**Testo da leggere**
.....
Artistiche, ausiliarie o logiche?


La lingua klingon che abbiamo citato sopra fa parte delle “lingue artistiche”, categoria in cui rientrano anche quelle elfiche e le altre lingue della Terra di Mezzo ideate dallo scrittore J. R. R. Tolkien per la trilogia del Signore degli Anelli e gli altri libri della saga, o quella na’vi, parlata dal popolo protagonista del film Avatar di James Cameron.

Si tratta di lingue create per essere utilizzate all’interno di opere letterarie, cinematografiche, musicali, in generale per adoperare uno strumento comunicativo in un universo finzionale, oppure ideate come opera artistica a sé. Di solito sono lingue che conservano la stessa irregolarità e complessità che si possono notare nelle lingue storiche, per essere più verosimili. Per indicarle, gli studiosi sono soliti usare l’abbreviazione inglese artlang, da artistic language, “lingua artistica”.

Vengono, invece, chiamate “lingue ausiliarie” quelle che nascono con lo scopo di facilitare la comunicazione tra persone che parlano lingue diverse, spesso in contesti internazionali. È il caso del celeberrimo esperanto, oppure dell’ido, dell’interlingua e di molte altre. Si parla, invece, di “lingue logiche” o “filosofiche” per quelle ideate a scopi di studio e ricerca, in campi come la linguistica o la filosofia del linguaggio. Attraverso queste lingue è, infatti, possibile mettere alla prova alcune ipotesi relative alle lingue e, in ultima analisi, contribuire a dar vita a una lingua con specifiche caratteristiche ritenute desiderabili dagli ideatori. Tra queste rientra per esempio il loglan, il cui scopo di partenza era mettere alla prova l’ipotesi di Sapir-Whorf (secondo la quale il linguaggio adoperato ha un’influenza sul pensiero di chi lo parla) e creare una lingua dalla grammatica asciutta e neutrale sul piano culturale, che sarebbe in grado di favorire un modo di pensare logico in chi la parla.

Che cos’è davvero artificiale?
.....
**Righe mostrate**

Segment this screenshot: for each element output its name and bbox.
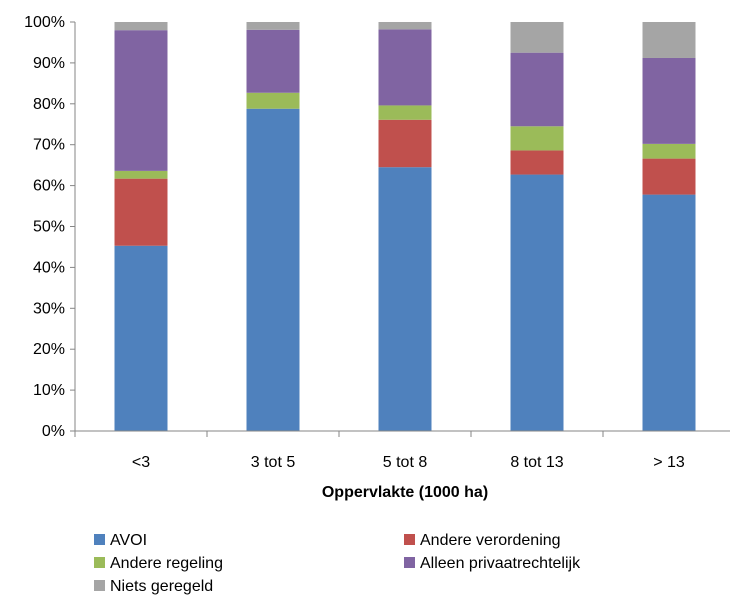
- x-tick-label: > 13: [653, 454, 685, 471]
- bar-niets-geregeld-3: [378, 22, 432, 30]
- bar-avoi-1: [114, 245, 168, 431]
- bar-avoi-3: [378, 167, 432, 431]
- y-tick-label: 70%: [33, 137, 65, 154]
- y-tick-label: 90%: [33, 55, 65, 72]
- x-tick-label: 5 tot 8: [383, 454, 428, 471]
- bar-alleen-privaatrechtelijk-4: [510, 52, 564, 127]
- bar-andere-verordening-4: [510, 150, 564, 175]
- x-tick-label: <3: [132, 454, 150, 471]
- y-tick-label: 50%: [33, 219, 65, 236]
- bar-avoi-4: [510, 174, 564, 431]
- bar-avoi-2: [246, 108, 300, 432]
- bar-andere-verordening-1: [114, 178, 168, 246]
- y-axis: 0% 10% 20% 30% 40% 50% 60% 70% 80% 90% 100%: [24, 14, 76, 440]
- bar-niets-geregeld-5: [642, 22, 696, 58]
- bar-niets-geregeld-2: [246, 22, 300, 30]
- x-tick-label: 8 tot 13: [510, 454, 563, 471]
- legend-swatch-avoi: [94, 534, 105, 545]
- bar-alleen-privaatrechtelijk-2: [246, 29, 300, 93]
- bar-avoi-5: [642, 194, 696, 431]
- bar-andere-regeling-4: [510, 126, 564, 151]
- x-axis: <3 3 tot 5 5 tot 8 8 tot 13 > 13: [74, 430, 730, 471]
- legend-label-niets-geregeld: Niets geregeld: [110, 578, 213, 595]
- y-tick-label: 100%: [24, 14, 65, 31]
- bar-andere-verordening-5: [642, 158, 696, 195]
- bar-alleen-privaatrechtelijk-5: [642, 57, 696, 144]
- bar-andere-regeling-1: [114, 170, 168, 179]
- x-tick-label: 3 tot 5: [251, 454, 296, 471]
- legend-label-avoi: AVOI: [110, 532, 147, 549]
- legend-swatch-andere-regeling: [94, 557, 105, 568]
- y-tick-label: 30%: [33, 300, 65, 317]
- x-axis-title: Oppervlakte (1000 ha): [322, 484, 488, 501]
- legend-label-andere-verordening: Andere verordening: [420, 532, 561, 549]
- bars-layer: [114, 22, 696, 432]
- bar-niets-geregeld-4: [510, 22, 564, 53]
- legend-swatch-niets-geregeld: [94, 580, 105, 591]
- y-tick-label: 0%: [42, 423, 65, 440]
- bar-andere-verordening-3: [378, 119, 432, 168]
- y-tick-label: 40%: [33, 259, 65, 276]
- legend: AVOI Andere verordening Andere regeling All…: [94, 532, 581, 595]
- bar-andere-regeling-3: [378, 105, 432, 120]
- legend-swatch-alleen-privaatrechtelijk: [404, 557, 415, 568]
- y-tick-label: 20%: [33, 341, 65, 358]
- bar-alleen-privaatrechtelijk-1: [114, 30, 168, 171]
- bar-niets-geregeld-1: [114, 22, 168, 31]
- legend-label-andere-regeling: Andere regeling: [110, 555, 223, 572]
- legend-label-alleen-privaatrechtelijk: Alleen privaatrechtelijk: [420, 555, 581, 572]
- y-tick-label: 10%: [33, 382, 65, 399]
- y-tick-label: 80%: [33, 96, 65, 113]
- bar-alleen-privaatrechtelijk-3: [378, 29, 432, 106]
- bar-andere-regeling-5: [642, 143, 696, 159]
- y-tick-label: 60%: [33, 178, 65, 195]
- bar-andere-regeling-2: [246, 92, 300, 109]
- legend-swatch-andere-verordening: [404, 534, 415, 545]
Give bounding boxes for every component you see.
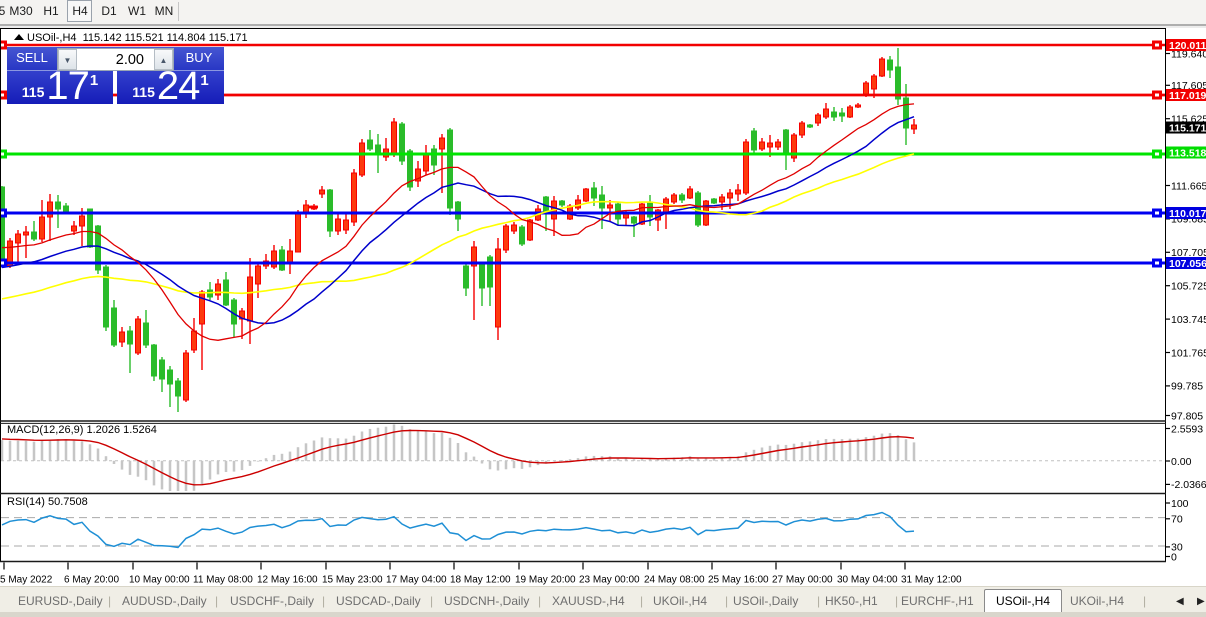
svg-text:USOil-,H4 115.142 115.521 114: USOil-,H4 115.142 115.521 114.804 115.17…: [27, 32, 248, 44]
svg-text:107.705: 107.705: [1171, 247, 1206, 259]
svg-text:25 May 16:00: 25 May 16:00: [708, 575, 769, 586]
svg-text:0: 0: [1171, 551, 1177, 563]
svg-text:30: 30: [1171, 542, 1183, 554]
svg-text:103.745: 103.745: [1171, 314, 1206, 326]
svg-text:117.019: 117.019: [1169, 90, 1206, 102]
svg-text:MACD(12,26,9) 1.2026 1.5264: MACD(12,26,9) 1.2026 1.5264: [7, 424, 157, 436]
svg-text:30 May 04:00: 30 May 04:00: [837, 575, 898, 586]
svg-text:18 May 12:00: 18 May 12:00: [450, 575, 511, 586]
svg-text:97.805: 97.805: [1171, 410, 1203, 422]
svg-text:RSI(14) 50.7508: RSI(14) 50.7508: [7, 496, 88, 508]
svg-text:12 May 16:00: 12 May 16:00: [257, 575, 318, 586]
svg-text:17 May 04:00: 17 May 04:00: [386, 575, 447, 586]
svg-text:101.765: 101.765: [1171, 347, 1206, 359]
svg-text:100: 100: [1171, 498, 1189, 510]
svg-text:-2.0366: -2.0366: [1171, 479, 1206, 491]
svg-text:0.00: 0.00: [1171, 456, 1192, 468]
svg-text:15 May 23:00: 15 May 23:00: [322, 575, 383, 586]
svg-text:24 May 08:00: 24 May 08:00: [644, 575, 705, 586]
svg-text:11 May 08:00: 11 May 08:00: [193, 575, 253, 586]
svg-text:115.171: 115.171: [1169, 123, 1206, 135]
svg-text:113.518: 113.518: [1169, 148, 1206, 160]
svg-text:23 May 00:00: 23 May 00:00: [579, 575, 640, 586]
svg-text:5 May 2022: 5 May 2022: [0, 575, 53, 586]
svg-text:120.011: 120.011: [1169, 40, 1206, 52]
svg-text:6 May 20:00: 6 May 20:00: [64, 575, 119, 586]
svg-text:99.785: 99.785: [1171, 381, 1203, 393]
svg-text:107.056: 107.056: [1169, 258, 1206, 270]
svg-text:70: 70: [1171, 514, 1183, 526]
svg-text:10 May 00:00: 10 May 00:00: [129, 575, 190, 586]
svg-text:119.640: 119.640: [1171, 48, 1206, 60]
svg-text:31 May 12:00: 31 May 12:00: [901, 575, 962, 586]
svg-text:105.725: 105.725: [1171, 281, 1206, 293]
svg-text:111.665: 111.665: [1171, 180, 1206, 192]
svg-text:19 May 20:00: 19 May 20:00: [515, 575, 576, 586]
svg-text:2.5593: 2.5593: [1171, 423, 1203, 435]
svg-text:27 May 00:00: 27 May 00:00: [772, 575, 833, 586]
svg-text:110.017: 110.017: [1169, 208, 1206, 220]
.....
**Cosa si chiede**
Trascrivi dal brano sulle lingue artificiali la parte che si apre con le parole contenenti "La lingua klingon" e si chiude con "di James Cameron.". Le righe qui sopra non hanno alcun ruolo in questo lavoro.

**Risposta**
La lingua klingon che abbiamo citato sopra fa parte delle “lingue artistiche”, categoria in cui rientrano anche quelle elfiche e le altre lingue della Terra di Mezzo ideate dallo scrittore J. R. R. Tolkien per la trilogia del Signore degli Anelli e gli altri libri della saga, o quella na’vi, parlata dal popolo protagonista del film Avatar di James Cameron.